- _Work instructions_
1 > Decide whether each statement agrees with the trading glossary, answering yes or no and quoting the glossary's deciding words: (a) Penny stocks are any stock trading below $10 per share. (b) The Relative Strength Index moves between 0 and 100. (c) A Short Sale Restriction occurs when a stock drops 20% or more in a single day.
2 > Quote the trading glossary word for word, everything from "Short Interest: the" down to "went through at.".

- _Supplied text_

######

Parabolic Indicator: a technical analysis strategy that utilizes the trailing stop and reverses method in order to determine entry and exit points. 

Partial Fill: This happens when the limit order is too tight and you only fill part of your entire order. The rest needs to be canceled or you continue to see if the price rises to give you the rest of your fill.

Penny Stocks: considered to be any stock trading below $5 per share and can be a listed security or trade OTC. (Over The Counter) 

Price Average: the average price of the stock that you paid. 

Price Target: the projected price of a financial instrument as provided by a financial analyst and is used to determine under and overvalued stocks.

Prime rate: the lowest interest rate banks will charge their customers. 

Profit/Loss Ratio: a measure of the ability of a particular trading system to generate profit instead of loss and is based on a percentage basis.

Proprietary Firm Accounts: originally regulated trading firms. 

Pump and Dump: an investment scheme where untrue statements are made public about a stock with the purpose of artificially increasing the stock price. 

Recession: the moment when a country’s economy experiences decline as a result of different factors over a specific period of time. 

Regulation T: a collection of protocols formulated by the Federal Reserve Board that governs investor margins and cash accounts.

Relative Strength Index: (RSI) an oscillating indicator that moves between 0 and 100. 

Relative Volume: how much volume a stock has compared to its average volume for the same period. 

Resistance Level: the price level at which selling of a security is deemed strong enough to eliminate the increase in price.

Retirement Accounts: trading a 401k or an IRA, a reasonable amount of capital.

Retracement/Pullback: when the price makes a move in the opposite direction of the trend.

Return on Investment (ROI): refers to a metric that measures profit or loss generated by an investment in relation to the invested funds.

Roth IRA: a retirement account funded by a taxpayer using his or her post tax-income and features tax free gains even when you withdraw. 

Routes: Market Makers offer a route that connects individual traders to the market. This may increase order speed.

Secondary Offering: an offering that is given after the IPO.

Share Buy Back: when a company buys back shares that were sold during the IPO.

Shares Outstanding: refers to the stock of a company that is currently being held by all shareholders including restricted and institutional shares.

Short/Short Position: meaning you sold something and will buy back later. 

Short Interest: the number of shares all traders around the world are currently holding as a short position against the stock.

Short Sale Restriction: SSR, occurs when a stock drops 10% or more in a single day. 

Short Squeeze: when a stock suddenly starts moving up and traders who are holding short positions start buying to cover their position or their broker covers their position for them because they have hit a max loss on their account. 

Simple Moving Average: SMA, an average price calculation on the closing piece of a security over a period of time and divided by the amount of periods.

Slippage: the difference between the price you thought you would trade at and the price the trade actually went through at.

######

Image-based layout entries

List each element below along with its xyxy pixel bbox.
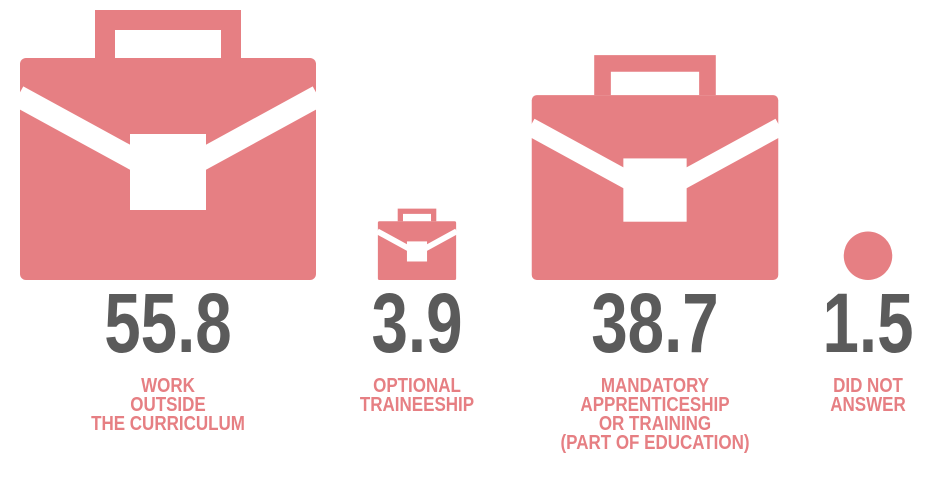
- category-label: WORK OUTSIDE THE CURRICULUM: [91, 374, 245, 435]
- value-label: 55.8: [104, 276, 232, 370]
- briefcase-icon: [375, 208, 459, 280]
- briefcase-clasp: [406, 241, 428, 262]
- briefcase-icon: [525, 55, 785, 281]
- category-line: OPTIONAL: [373, 374, 461, 397]
- briefcase-icon: [12, 10, 324, 280]
- category-line: OR TRAINING: [599, 412, 711, 435]
- category-line: TRAINEESHIP: [360, 393, 474, 416]
- category-line: WORK: [141, 374, 195, 397]
- category-label: DID NOT ANSWER: [830, 374, 906, 416]
- value-label: 3.9: [371, 276, 462, 370]
- category-label: OPTIONAL TRAINEESHIP: [360, 374, 474, 416]
- briefcase-clasp: [130, 134, 206, 210]
- briefcase-clasp: [623, 158, 687, 222]
- category-line: THE CURRICULUM: [91, 412, 245, 435]
- briefcase-handle: [397, 208, 437, 222]
- category-line: DID NOT: [833, 374, 903, 397]
- circle-icon: [843, 231, 893, 280]
- value-label: 1.5: [822, 276, 913, 370]
- category-line: APPRENTICESHIP: [580, 393, 729, 416]
- briefcase-handle: [95, 10, 241, 58]
- value-label: 38.7: [591, 276, 719, 370]
- briefcase-handle: [594, 55, 716, 96]
- category-line: OUTSIDE: [130, 393, 206, 416]
- category-line: MANDATORY: [601, 374, 710, 397]
- category-line: ANSWER: [830, 393, 906, 416]
- category-label: MANDATORY APPRENTICESHIP OR TRAINING (PART …: [560, 374, 749, 454]
- category-line: (PART OF EDUCATION): [560, 431, 749, 454]
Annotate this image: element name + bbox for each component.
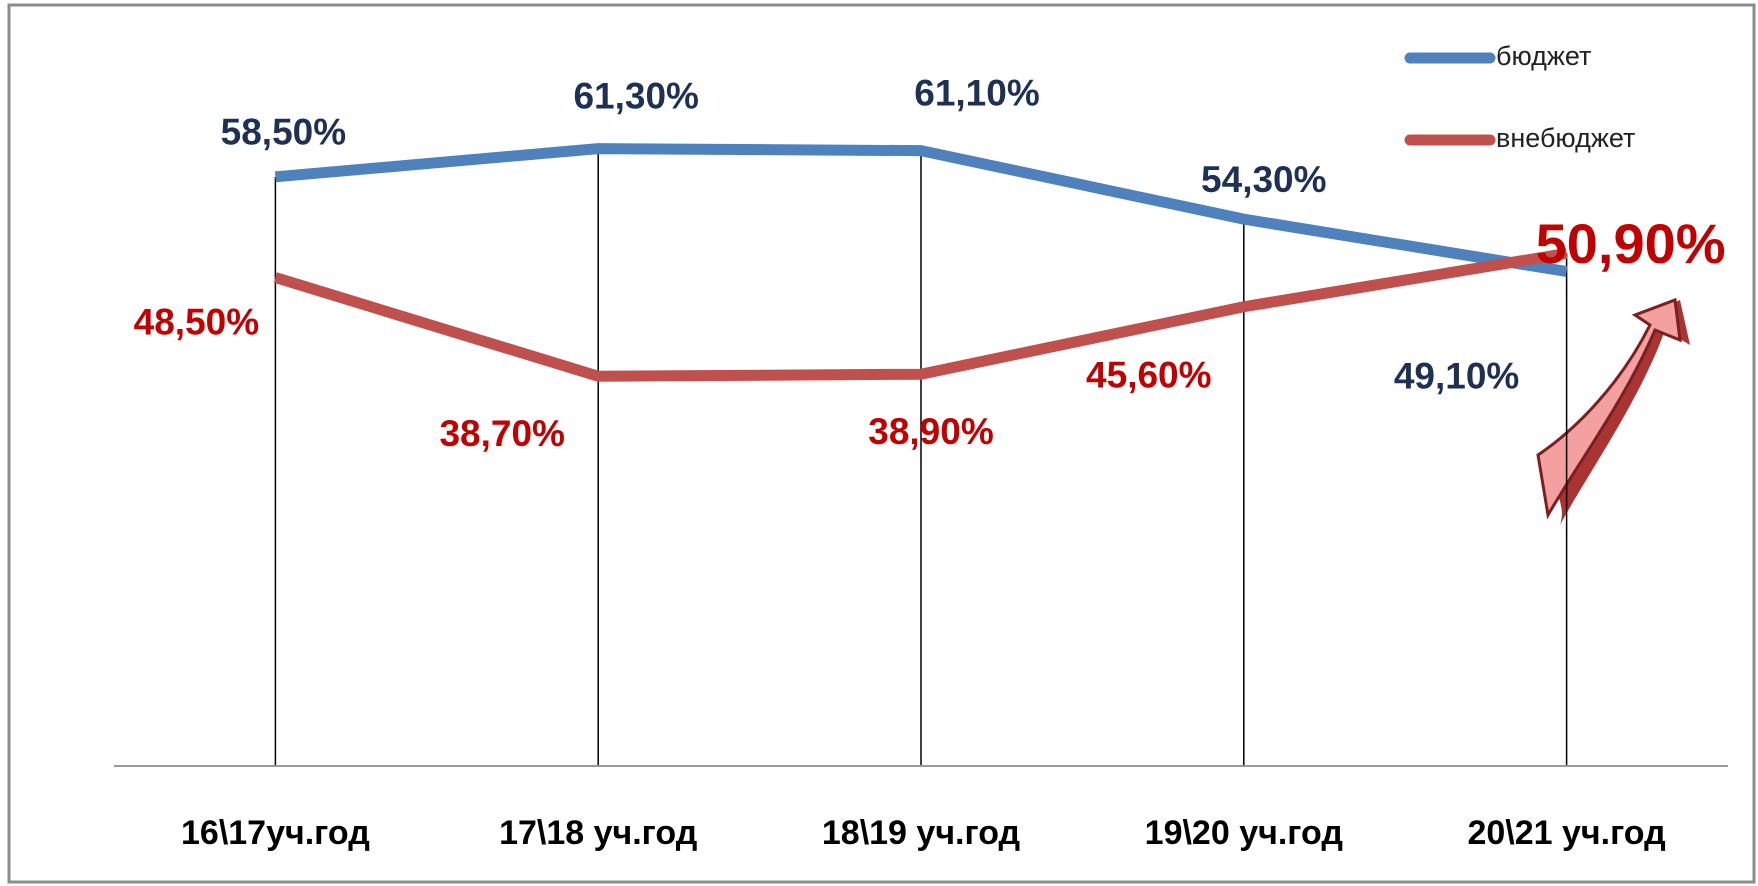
data-label: 49,10% xyxy=(1394,355,1520,396)
data-label: 38,70% xyxy=(439,413,565,454)
arrow-icon xyxy=(1536,297,1690,525)
series-line xyxy=(273,247,1568,382)
series-line xyxy=(274,143,1568,277)
data-label: 45,60% xyxy=(1086,355,1212,396)
data-label: 58,50% xyxy=(221,112,347,153)
data-label: 54,30% xyxy=(1201,159,1327,200)
legend-label: бюджет xyxy=(1496,41,1591,71)
data-label: 61,10% xyxy=(914,72,1040,113)
x-tick-label: 20\21 уч.год xyxy=(1467,814,1665,852)
legend-label: внебюджет xyxy=(1496,123,1635,153)
data-label: 48,50% xyxy=(134,301,260,342)
x-tick-label: 17\18 уч.год xyxy=(499,814,697,852)
data-label: 38,90% xyxy=(868,411,994,452)
x-tick-label: 18\19 уч.год xyxy=(822,814,1020,852)
x-tick-label: 19\20 уч.год xyxy=(1145,814,1343,852)
data-label: 61,30% xyxy=(573,75,699,116)
x-tick-label: 16\17уч.год xyxy=(181,814,370,852)
data-label: 50,90% xyxy=(1536,212,1726,275)
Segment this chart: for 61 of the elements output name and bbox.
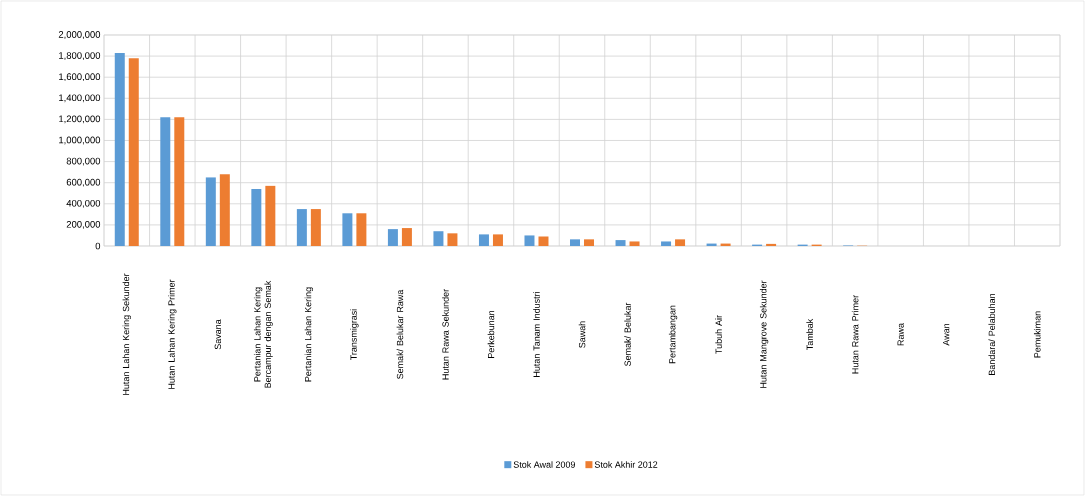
x-tick-label: Hutan Lahan Kering Primer (168, 279, 177, 389)
bar (524, 235, 535, 246)
x-tick-label: Hutan Lahan Kering Sekunder (122, 273, 131, 395)
y-tick-label: 1,200,000 (59, 115, 101, 124)
legend-label: Stok Awal 2009 (513, 461, 575, 468)
x-tick-label: Awan (943, 323, 950, 346)
bar (629, 241, 640, 246)
x-tick-label: Hutan Rawa Sekunder (442, 289, 449, 380)
bar (661, 241, 672, 246)
x-tick-label: Pertambangan (668, 305, 678, 364)
y-tick-label: 400,000 (66, 199, 101, 208)
x-tick-label: Bandara/ Pelabuhan (988, 293, 996, 375)
x-tick-label: Hutan Rawa Primer (851, 295, 859, 374)
bar (296, 209, 307, 246)
bar (447, 233, 458, 246)
x-tick-label: Transmigrasi (350, 309, 359, 361)
y-tick-label: 0 (95, 242, 101, 250)
x-tick-label: Semak/ Belukar (624, 302, 631, 366)
bar (492, 234, 503, 246)
x-tick-label: Semak/ Belukar Rawa (396, 289, 404, 379)
bar (174, 117, 185, 246)
bar (114, 52, 125, 246)
y-tick-label: 1,000,000 (59, 136, 101, 145)
bar (766, 243, 777, 246)
y-tick-label: 600,000 (66, 178, 101, 187)
bar (251, 189, 262, 246)
bar (356, 213, 367, 246)
bar (615, 240, 626, 246)
bar (675, 239, 686, 246)
bar (570, 239, 581, 246)
bar (128, 58, 139, 246)
x-tick-label: Sawah (578, 321, 586, 348)
x-tick-label: Tambak (806, 318, 813, 351)
y-tick-label: 1,400,000 (59, 94, 101, 103)
y-tick-label: 2,000,000 (58, 31, 101, 39)
legend-label: Stok Akhir 2012 (594, 461, 658, 468)
y-tick-label: 1,800,000 (59, 52, 101, 61)
y-tick-label: 1,600,000 (59, 73, 101, 82)
bar (342, 213, 353, 246)
x-tick-label: Hutan Mangrove Sekunder (759, 280, 769, 388)
bar (265, 185, 276, 246)
x-tick-label: Rawa (897, 323, 904, 346)
x-tick-label: Perkebunan (487, 310, 495, 358)
x-tick-label: Pemukiman (1033, 311, 1041, 358)
bar (160, 117, 171, 246)
bar (387, 229, 398, 246)
x-tick-label: Pertanian Lahan Kering Bercampur dengan Semak (253, 280, 273, 388)
x-tick-label: Hutan Tanam Industri (533, 292, 540, 377)
bar (478, 234, 489, 246)
x-tick-label: Tubuh Air (715, 315, 722, 354)
bar (433, 231, 444, 246)
bar (538, 236, 549, 246)
bar (310, 209, 321, 246)
x-tick-label: Savana (214, 319, 221, 350)
y-tick-label: 800,000 (66, 157, 101, 166)
bar (401, 228, 412, 246)
bar (205, 177, 216, 246)
x-tick-label: Pertanian Lahan Kering (304, 287, 314, 382)
bar (584, 239, 595, 246)
bar (219, 174, 230, 246)
y-tick-label: 200,000 (66, 220, 101, 229)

######

- _Results in order_
1 >
(a) No: "any stock trading below $5 per share"
(b) Yes: "an oscillating indicator that moves between 0 and 100"
(c) No: "occurs when a stock drops 10% or more in a single day"

2 >
Short Interest: the number of shares all traders around the world are currently holding as a short position against the stock.

Short Sale Restriction: SSR, occurs when a stock drops 10% or more in a single day. 

Short Squeeze: when a stock suddenly starts moving up and traders who are holding short positions start buying to cover their position or their broker covers their position for them because they have hit a max loss on their account. 

Simple Moving Average: SMA, an average price calculation on the closing piece of a security over a period of time and divided by the amount of periods.

Slippage: the difference between the price you thought you would trade at and the price the trade actually went through at.